- [Exercise requirements] Could you write out the records below exactly as they appear, leaving out any pictures?

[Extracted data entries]
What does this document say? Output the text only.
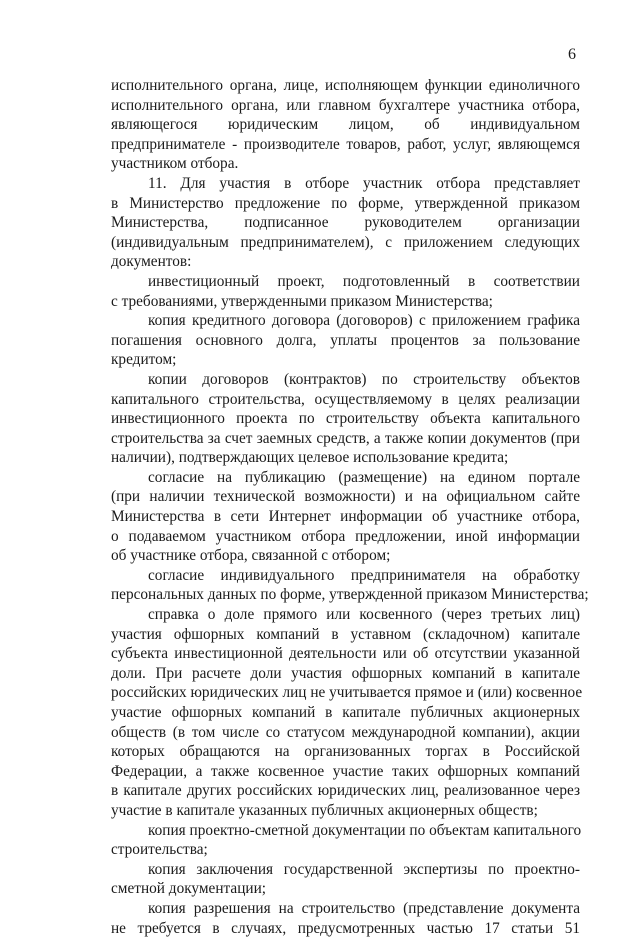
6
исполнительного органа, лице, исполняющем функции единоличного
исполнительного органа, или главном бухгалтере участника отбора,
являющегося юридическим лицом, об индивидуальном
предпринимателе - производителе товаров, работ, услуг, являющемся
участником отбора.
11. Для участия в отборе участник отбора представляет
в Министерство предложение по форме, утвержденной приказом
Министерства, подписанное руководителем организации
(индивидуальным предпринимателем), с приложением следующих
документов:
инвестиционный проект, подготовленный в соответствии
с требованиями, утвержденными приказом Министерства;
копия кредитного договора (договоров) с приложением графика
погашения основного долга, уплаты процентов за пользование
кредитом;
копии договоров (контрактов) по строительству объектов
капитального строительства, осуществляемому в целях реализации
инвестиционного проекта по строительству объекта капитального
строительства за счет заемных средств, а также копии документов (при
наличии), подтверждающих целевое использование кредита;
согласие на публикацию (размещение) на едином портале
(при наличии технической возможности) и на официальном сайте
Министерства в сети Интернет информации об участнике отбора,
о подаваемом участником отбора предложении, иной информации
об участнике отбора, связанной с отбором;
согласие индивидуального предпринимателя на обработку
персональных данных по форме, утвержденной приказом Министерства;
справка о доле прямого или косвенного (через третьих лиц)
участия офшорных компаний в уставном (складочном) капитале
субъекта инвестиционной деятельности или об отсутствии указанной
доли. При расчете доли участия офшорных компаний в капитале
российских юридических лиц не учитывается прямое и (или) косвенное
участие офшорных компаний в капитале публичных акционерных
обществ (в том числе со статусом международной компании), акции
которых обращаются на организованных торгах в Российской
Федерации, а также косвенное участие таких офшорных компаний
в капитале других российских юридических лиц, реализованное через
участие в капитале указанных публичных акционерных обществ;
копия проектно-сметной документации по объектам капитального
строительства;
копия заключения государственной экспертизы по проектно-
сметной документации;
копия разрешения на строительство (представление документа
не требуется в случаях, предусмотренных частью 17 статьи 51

- [Task result]
What does this document say? Output the text only.
6
исполнительного органа, лице, исполняющем функции единоличного
исполнительного органа, или главном бухгалтере участника отбора,
являющегося юридическим лицом, об индивидуальном
предпринимателе - производителе товаров, работ, услуг, являющемся
участником отбора.
11. Для участия в отборе участник отбора представляет
в Министерство предложение по форме, утвержденной приказом
Министерства, подписанное руководителем организации
(индивидуальным предпринимателем), с приложением следующих
документов:
инвестиционный проект, подготовленный в соответствии
с требованиями, утвержденными приказом Министерства;
копия кредитного договора (договоров) с приложением графика
погашения основного долга, уплаты процентов за пользование
кредитом;
копии договоров (контрактов) по строительству объектов
капитального строительства, осуществляемому в целях реализации
инвестиционного проекта по строительству объекта капитального
строительства за счет заемных средств, а также копии документов (при
наличии), подтверждающих целевое использование кредита;
согласие на публикацию (размещение) на едином портале
(при наличии технической возможности) и на официальном сайте
Министерства в сети Интернет информации об участнике отбора,
о подаваемом участником отбора предложении, иной информации
об участнике отбора, связанной с отбором;
согласие индивидуального предпринимателя на обработку
персональных данных по форме, утвержденной приказом Министерства;
справка о доле прямого или косвенного (через третьих лиц)
участия офшорных компаний в уставном (складочном) капитале
субъекта инвестиционной деятельности или об отсутствии указанной
доли. При расчете доли участия офшорных компаний в капитале
российских юридических лиц не учитывается прямое и (или) косвенное
участие офшорных компаний в капитале публичных акционерных
обществ (в том числе со статусом международной компании), акции
которых обращаются на организованных торгах в Российской
Федерации, а также косвенное участие таких офшорных компаний
в капитале других российских юридических лиц, реализованное через
участие в капитале указанных публичных акционерных обществ;
копия проектно-сметной документации по объектам капитального
строительства;
копия заключения государственной экспертизы по проектно-
сметной документации;
копия разрешения на строительство (представление документа
не требуется в случаях, предусмотренных частью 17 статьи 51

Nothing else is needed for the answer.